--- EXTRACTED MATERIAL ---
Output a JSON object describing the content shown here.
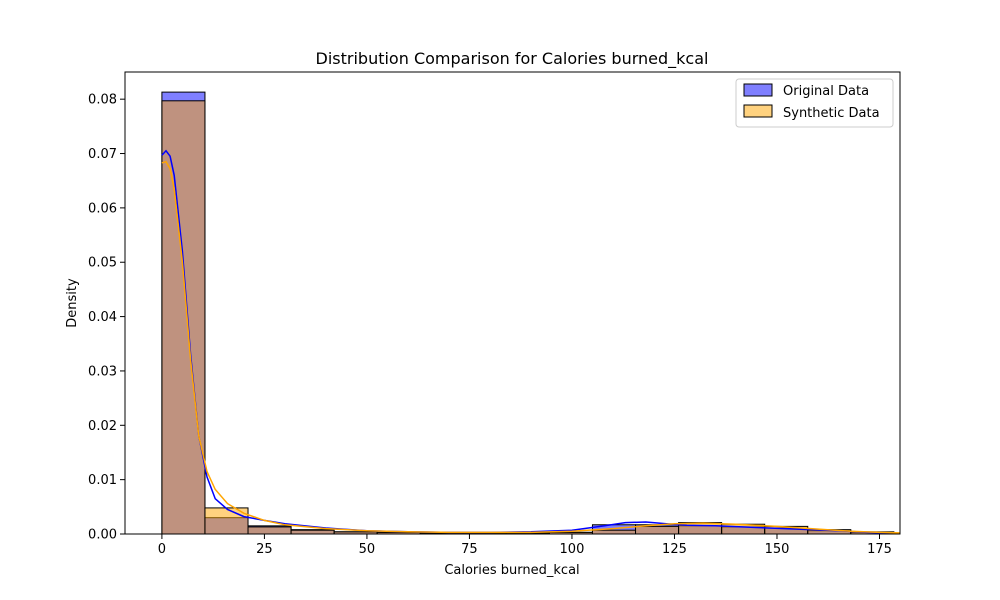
{
  "chart_data": {
    "type": "histogram",
    "title": "Distribution Comparison for Calories burned_kcal",
    "xlabel": "Calories burned_kcal",
    "ylabel": "Density",
    "xlim": [
      -9,
      180
    ],
    "ylim": [
      0,
      0.085
    ],
    "xticks": [
      0,
      25,
      50,
      75,
      100,
      125,
      150,
      175
    ],
    "yticks": [
      0.0,
      0.01,
      0.02,
      0.03,
      0.04,
      0.05,
      0.06,
      0.07,
      0.08
    ],
    "ytick_labels": [
      "0.00",
      "0.01",
      "0.02",
      "0.03",
      "0.04",
      "0.05",
      "0.06",
      "0.07",
      "0.08"
    ],
    "grid": false,
    "legend_position": "top-right",
    "series": [
      {
        "name": "Original Data",
        "color": "#0000ff",
        "bins": [
          {
            "x0": 0,
            "x1": 10.5,
            "density": 0.0813
          },
          {
            "x0": 10.5,
            "x1": 21,
            "density": 0.003
          },
          {
            "x0": 21,
            "x1": 31.5,
            "density": 0.0015
          },
          {
            "x0": 31.5,
            "x1": 42,
            "density": 0.0008
          },
          {
            "x0": 42,
            "x1": 52.5,
            "density": 0.0004
          },
          {
            "x0": 52.5,
            "x1": 63,
            "density": 0.0003
          },
          {
            "x0": 63,
            "x1": 73.5,
            "density": 0.0002
          },
          {
            "x0": 73.5,
            "x1": 84,
            "density": 0.0002
          },
          {
            "x0": 84,
            "x1": 94.5,
            "density": 0.0002
          },
          {
            "x0": 94.5,
            "x1": 105,
            "density": 0.0003
          },
          {
            "x0": 105,
            "x1": 115.5,
            "density": 0.0017
          },
          {
            "x0": 115.5,
            "x1": 126,
            "density": 0.0017
          },
          {
            "x0": 126,
            "x1": 136.5,
            "density": 0.0015
          },
          {
            "x0": 136.5,
            "x1": 147,
            "density": 0.0013
          },
          {
            "x0": 147,
            "x1": 157.5,
            "density": 0.0011
          },
          {
            "x0": 157.5,
            "x1": 168,
            "density": 0.0006
          },
          {
            "x0": 168,
            "x1": 178.5,
            "density": 0.0003
          }
        ],
        "kde": [
          [
            0,
            0.0697
          ],
          [
            1,
            0.0705
          ],
          [
            2,
            0.0695
          ],
          [
            3,
            0.066
          ],
          [
            5,
            0.052
          ],
          [
            7,
            0.033
          ],
          [
            9,
            0.018
          ],
          [
            11,
            0.0105
          ],
          [
            13,
            0.0065
          ],
          [
            16,
            0.0045
          ],
          [
            20,
            0.0032
          ],
          [
            25,
            0.0025
          ],
          [
            30,
            0.0019
          ],
          [
            40,
            0.0011
          ],
          [
            50,
            0.0006
          ],
          [
            60,
            0.0004
          ],
          [
            70,
            0.0003
          ],
          [
            80,
            0.0003
          ],
          [
            90,
            0.0004
          ],
          [
            100,
            0.0007
          ],
          [
            108,
            0.0015
          ],
          [
            113,
            0.0021
          ],
          [
            118,
            0.0022
          ],
          [
            123,
            0.0019
          ],
          [
            128,
            0.0016
          ],
          [
            135,
            0.0015
          ],
          [
            145,
            0.0012
          ],
          [
            155,
            0.0009
          ],
          [
            165,
            0.0006
          ],
          [
            172,
            0.0003
          ],
          [
            180,
            0.0001
          ]
        ]
      },
      {
        "name": "Synthetic Data",
        "color": "#ffa500",
        "bins": [
          {
            "x0": 0,
            "x1": 10.5,
            "density": 0.0797
          },
          {
            "x0": 10.5,
            "x1": 21,
            "density": 0.0048
          },
          {
            "x0": 21,
            "x1": 31.5,
            "density": 0.0013
          },
          {
            "x0": 31.5,
            "x1": 42,
            "density": 0.0007
          },
          {
            "x0": 42,
            "x1": 52.5,
            "density": 0.0004
          },
          {
            "x0": 52.5,
            "x1": 63,
            "density": 0.0003
          },
          {
            "x0": 63,
            "x1": 73.5,
            "density": 0.0002
          },
          {
            "x0": 73.5,
            "x1": 84,
            "density": 0.0002
          },
          {
            "x0": 84,
            "x1": 94.5,
            "density": 0.0002
          },
          {
            "x0": 94.5,
            "x1": 105,
            "density": 0.0003
          },
          {
            "x0": 105,
            "x1": 115.5,
            "density": 0.0007
          },
          {
            "x0": 115.5,
            "x1": 126,
            "density": 0.0014
          },
          {
            "x0": 126,
            "x1": 136.5,
            "density": 0.0021
          },
          {
            "x0": 136.5,
            "x1": 147,
            "density": 0.0018
          },
          {
            "x0": 147,
            "x1": 157.5,
            "density": 0.0014
          },
          {
            "x0": 157.5,
            "x1": 168,
            "density": 0.0008
          },
          {
            "x0": 168,
            "x1": 178.5,
            "density": 0.0004
          }
        ],
        "kde": [
          [
            0,
            0.0683
          ],
          [
            1,
            0.0685
          ],
          [
            2,
            0.0672
          ],
          [
            3,
            0.0635
          ],
          [
            5,
            0.05
          ],
          [
            7,
            0.032
          ],
          [
            9,
            0.018
          ],
          [
            11,
            0.0115
          ],
          [
            13,
            0.0082
          ],
          [
            16,
            0.0056
          ],
          [
            20,
            0.0038
          ],
          [
            25,
            0.0025
          ],
          [
            30,
            0.0017
          ],
          [
            40,
            0.001
          ],
          [
            50,
            0.0006
          ],
          [
            60,
            0.0004
          ],
          [
            70,
            0.0003
          ],
          [
            80,
            0.0003
          ],
          [
            90,
            0.0003
          ],
          [
            100,
            0.0005
          ],
          [
            110,
            0.001
          ],
          [
            118,
            0.0015
          ],
          [
            125,
            0.0019
          ],
          [
            132,
            0.002
          ],
          [
            140,
            0.0018
          ],
          [
            150,
            0.0014
          ],
          [
            160,
            0.0009
          ],
          [
            168,
            0.0005
          ],
          [
            175,
            0.0003
          ],
          [
            180,
            0.0002
          ]
        ]
      }
    ]
  }
}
---
AIM OF THE EXERCISE | Omitting all images, retype each line of the records precisely.

REPLY |
Output a JSON object describing the content shown here.
{
  "chart_data": {
    "type": "histogram",
    "title": "Distribution Comparison for Calories burned_kcal",
    "xlabel": "Calories burned_kcal",
    "ylabel": "Density",
    "xlim": [
      -9,
      180
    ],
    "ylim": [
      0,
      0.085
    ],
    "xticks": [
      0,
      25,
      50,
      75,
      100,
      125,
      150,
      175
    ],
    "yticks": [
      0.0,
      0.01,
      0.02,
      0.03,
      0.04,
      0.05,
      0.06,
      0.07,
      0.08
    ],
    "ytick_labels": [
      "0.00",
      "0.01",
      "0.02",
      "0.03",
      "0.04",
      "0.05",
      "0.06",
      "0.07",
      "0.08"
    ],
    "grid": false,
    "legend_position": "top-right",
    "series": [
      {
        "name": "Original Data",
        "color": "#0000ff",
        "bins": [
          {
            "x0": 0,
            "x1": 10.5,
            "density": 0.0813
          },
          {
            "x0": 10.5,
            "x1": 21,
            "density": 0.003
          },
          {
            "x0": 21,
            "x1": 31.5,
            "density": 0.0015
          },
          {
            "x0": 31.5,
            "x1": 42,
            "density": 0.0008
          },
          {
            "x0": 42,
            "x1": 52.5,
            "density": 0.0004
          },
          {
            "x0": 52.5,
            "x1": 63,
            "density": 0.0003
          },
          {
            "x0": 63,
            "x1": 73.5,
            "density": 0.0002
          },
          {
            "x0": 73.5,
            "x1": 84,
            "density": 0.0002
          },
          {
            "x0": 84,
            "x1": 94.5,
            "density": 0.0002
          },
          {
            "x0": 94.5,
            "x1": 105,
            "density": 0.0003
          },
          {
            "x0": 105,
            "x1": 115.5,
            "density": 0.0017
          },
          {
            "x0": 115.5,
            "x1": 126,
            "density": 0.0017
          },
          {
            "x0": 126,
            "x1": 136.5,
            "density": 0.0015
          },
          {
            "x0": 136.5,
            "x1": 147,
            "density": 0.0013
          },
          {
            "x0": 147,
            "x1": 157.5,
            "density": 0.0011
          },
          {
            "x0": 157.5,
            "x1": 168,
            "density": 0.0006
          },
          {
            "x0": 168,
            "x1": 178.5,
            "density": 0.0003
          }
        ],
        "kde": [
          [
            0,
            0.0697
          ],
          [
            1,
            0.0705
          ],
          [
            2,
            0.0695
          ],
          [
            3,
            0.066
          ],
          [
            5,
            0.052
          ],
          [
            7,
            0.033
          ],
          [
            9,
            0.018
          ],
          [
            11,
            0.0105
          ],
          [
            13,
            0.0065
          ],
          [
            16,
            0.0045
          ],
          [
            20,
            0.0032
          ],
          [
            25,
            0.0025
          ],
          [
            30,
            0.0019
          ],
          [
            40,
            0.0011
          ],
          [
            50,
            0.0006
          ],
          [
            60,
            0.0004
          ],
          [
            70,
            0.0003
          ],
          [
            80,
            0.0003
          ],
          [
            90,
            0.0004
          ],
          [
            100,
            0.0007
          ],
          [
            108,
            0.0015
          ],
          [
            113,
            0.0021
          ],
          [
            118,
            0.0022
          ],
          [
            123,
            0.0019
          ],
          [
            128,
            0.0016
          ],
          [
            135,
            0.0015
          ],
          [
            145,
            0.0012
          ],
          [
            155,
            0.0009
          ],
          [
            165,
            0.0006
          ],
          [
            172,
            0.0003
          ],
          [
            180,
            0.0001
          ]
        ]
      },
      {
        "name": "Synthetic Data",
        "color": "#ffa500",
        "bins": [
          {
            "x0": 0,
            "x1": 10.5,
            "density": 0.0797
          },
          {
            "x0": 10.5,
            "x1": 21,
            "density": 0.0048
          },
          {
            "x0": 21,
            "x1": 31.5,
            "density": 0.0013
          },
          {
            "x0": 31.5,
            "x1": 42,
            "density": 0.0007
          },
          {
            "x0": 42,
            "x1": 52.5,
            "density": 0.0004
          },
          {
            "x0": 52.5,
            "x1": 63,
            "density": 0.0003
          },
          {
            "x0": 63,
            "x1": 73.5,
            "density": 0.0002
          },
          {
            "x0": 73.5,
            "x1": 84,
            "density": 0.0002
          },
          {
            "x0": 84,
            "x1": 94.5,
            "density": 0.0002
          },
          {
            "x0": 94.5,
            "x1": 105,
            "density": 0.0003
          },
          {
            "x0": 105,
            "x1": 115.5,
            "density": 0.0007
          },
          {
            "x0": 115.5,
            "x1": 126,
            "density": 0.0014
          },
          {
            "x0": 126,
            "x1": 136.5,
            "density": 0.0021
          },
          {
            "x0": 136.5,
            "x1": 147,
            "density": 0.0018
          },
          {
            "x0": 147,
            "x1": 157.5,
            "density": 0.0014
          },
          {
            "x0": 157.5,
            "x1": 168,
            "density": 0.0008
          },
          {
            "x0": 168,
            "x1": 178.5,
            "density": 0.0004
          }
        ],
        "kde": [
          [
            0,
            0.0683
          ],
          [
            1,
            0.0685
          ],
          [
            2,
            0.0672
          ],
          [
            3,
            0.0635
          ],
          [
            5,
            0.05
          ],
          [
            7,
            0.032
          ],
          [
            9,
            0.018
          ],
          [
            11,
            0.0115
          ],
          [
            13,
            0.0082
          ],
          [
            16,
            0.0056
          ],
          [
            20,
            0.0038
          ],
          [
            25,
            0.0025
          ],
          [
            30,
            0.0017
          ],
          [
            40,
            0.001
          ],
          [
            50,
            0.0006
          ],
          [
            60,
            0.0004
          ],
          [
            70,
            0.0003
          ],
          [
            80,
            0.0003
          ],
          [
            90,
            0.0003
          ],
          [
            100,
            0.0005
          ],
          [
            110,
            0.001
          ],
          [
            118,
            0.0015
          ],
          [
            125,
            0.0019
          ],
          [
            132,
            0.002
          ],
          [
            140,
            0.0018
          ],
          [
            150,
            0.0014
          ],
          [
            160,
            0.0009
          ],
          [
            168,
            0.0005
          ],
          [
            175,
            0.0003
          ],
          [
            180,
            0.0002
          ]
        ]
      }
    ]
  }
}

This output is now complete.